> WHAT THE TASK ASKS
All records below must be retyped exactly.

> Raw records

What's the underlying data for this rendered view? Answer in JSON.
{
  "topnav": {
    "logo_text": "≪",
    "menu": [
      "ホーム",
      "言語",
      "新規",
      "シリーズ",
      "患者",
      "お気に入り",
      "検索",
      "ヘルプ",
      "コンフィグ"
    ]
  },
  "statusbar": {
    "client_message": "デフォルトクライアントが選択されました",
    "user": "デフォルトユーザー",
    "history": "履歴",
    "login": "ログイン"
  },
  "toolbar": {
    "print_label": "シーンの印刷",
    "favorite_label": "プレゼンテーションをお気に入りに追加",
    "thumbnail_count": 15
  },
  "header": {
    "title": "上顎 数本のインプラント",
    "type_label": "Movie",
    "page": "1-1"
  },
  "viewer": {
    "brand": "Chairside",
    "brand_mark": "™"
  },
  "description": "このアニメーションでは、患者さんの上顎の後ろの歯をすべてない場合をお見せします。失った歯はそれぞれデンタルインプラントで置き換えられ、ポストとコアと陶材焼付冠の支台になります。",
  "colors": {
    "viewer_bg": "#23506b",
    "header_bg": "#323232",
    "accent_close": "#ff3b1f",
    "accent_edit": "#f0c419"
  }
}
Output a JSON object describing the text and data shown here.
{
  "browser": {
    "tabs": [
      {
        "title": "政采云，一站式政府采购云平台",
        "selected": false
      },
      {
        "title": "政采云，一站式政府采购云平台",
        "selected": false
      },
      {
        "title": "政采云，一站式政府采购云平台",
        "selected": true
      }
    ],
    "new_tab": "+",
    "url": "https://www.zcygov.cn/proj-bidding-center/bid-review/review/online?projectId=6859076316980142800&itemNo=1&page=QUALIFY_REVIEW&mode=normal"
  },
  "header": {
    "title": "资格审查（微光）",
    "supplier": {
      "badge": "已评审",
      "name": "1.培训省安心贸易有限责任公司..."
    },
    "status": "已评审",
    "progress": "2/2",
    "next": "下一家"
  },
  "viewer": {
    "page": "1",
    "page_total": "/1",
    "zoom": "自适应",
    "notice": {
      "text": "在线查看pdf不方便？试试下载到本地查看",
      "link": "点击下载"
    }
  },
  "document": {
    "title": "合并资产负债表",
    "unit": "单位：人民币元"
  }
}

> TASK RESULT
What's the underlying data for this rendered view? Answer in JSON.
{
  "topnav": {
    "logo_text": "≪",
    "menu": [
      "ホーム",
      "言語",
      "新規",
      "シリーズ",
      "患者",
      "お気に入り",
      "検索",
      "ヘルプ",
      "コンフィグ"
    ]
  },
  "statusbar": {
    "client_message": "デフォルトクライアントが選択されました",
    "user": "デフォルトユーザー",
    "history": "履歴",
    "login": "ログイン"
  },
  "toolbar": {
    "print_label": "シーンの印刷",
    "favorite_label": "プレゼンテーションをお気に入りに追加",
    "thumbnail_count": 15
  },
  "header": {
    "title": "上顎 数本のインプラント",
    "type_label": "Movie",
    "page": "1-1"
  },
  "viewer": {
    "brand": "Chairside",
    "brand_mark": "™"
  },
  "description": "このアニメーションでは、患者さんの上顎の後ろの歯をすべてない場合をお見せします。失った歯はそれぞれデンタルインプラントで置き換えられ、ポストとコアと陶材焼付冠の支台になります。",
  "colors": {
    "viewer_bg": "#23506b",
    "header_bg": "#323232",
    "accent_close": "#ff3b1f",
    "accent_edit": "#f0c419"
  }
}
Output a JSON object describing the text and data shown here.
{
  "browser": {
    "tabs": [
      {
        "title": "政采云，一站式政府采购云平台",
        "selected": false
      },
      {
        "title": "政采云，一站式政府采购云平台",
        "selected": false
      },
      {
        "title": "政采云，一站式政府采购云平台",
        "selected": true
      }
    ],
    "new_tab": "+",
    "url": "https://www.zcygov.cn/proj-bidding-center/bid-review/review/online?projectId=6859076316980142800&itemNo=1&page=QUALIFY_REVIEW&mode=normal"
  },
  "header": {
    "title": "资格审查（微光）",
    "supplier": {
      "badge": "已评审",
      "name": "1.培训省安心贸易有限责任公司..."
    },
    "status": "已评审",
    "progress": "2/2",
    "next": "下一家"
  },
  "viewer": {
    "page": "1",
    "page_total": "/1",
    "zoom": "自适应",
    "notice": {
      "text": "在线查看pdf不方便？试试下载到本地查看",
      "link": "点击下载"
    }
  },
  "document": {
    "title": "合并资产负债表",
    "unit": "单位：人民币元"
  }
}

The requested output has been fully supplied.